» Work instructions: Return the count of lines that mention "Schmerzen", with no other words.

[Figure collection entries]

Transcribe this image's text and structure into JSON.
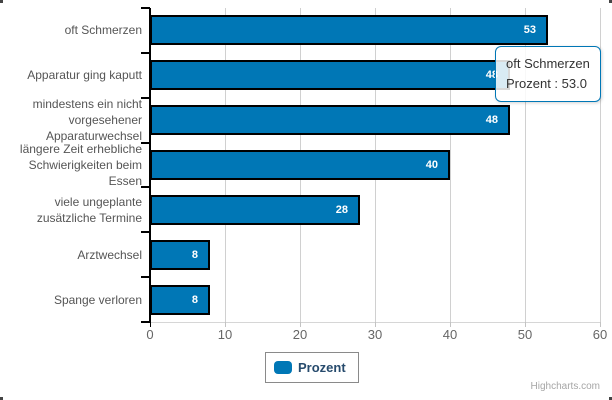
{
  "chart_data": {
    "type": "bar",
    "orientation": "horizontal",
    "title": "",
    "categories": [
      "oft Schmerzen",
      "Apparatur ging kaputt",
      "mindestens ein nicht\nvorgesehener\nApparaturwechsel",
      "längere Zeit erhebliche\nSchwierigkeiten beim\nEssen",
      "viele ungeplante\nzusätzliche Termine",
      "Arztwechsel",
      "Spange verloren"
    ],
    "series": [
      {
        "name": "Prozent",
        "values": [
          53,
          48,
          48,
          40,
          28,
          8,
          8
        ]
      }
    ],
    "xlim": [
      0,
      60
    ],
    "tick_interval": 10,
    "grid": true,
    "legend_position": "bottom-center",
    "bar_color": "#0077b6",
    "bar_border_color": "#000000",
    "data_label_color": "#ffffff",
    "category_label_color": "#555555",
    "tick_label_color": "#666666",
    "grid_color": "#d0d0d0"
  },
  "tooltip": {
    "category": "oft Schmerzen",
    "value_line": "Prozent : 53.0",
    "border_color": "#0077b6"
  },
  "legend": {
    "label": "Prozent",
    "symbol_color": "#0077b6",
    "text_color": "#274b6d"
  },
  "credits": {
    "label": "Highcharts.com"
  }
}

» Solution for this task: 2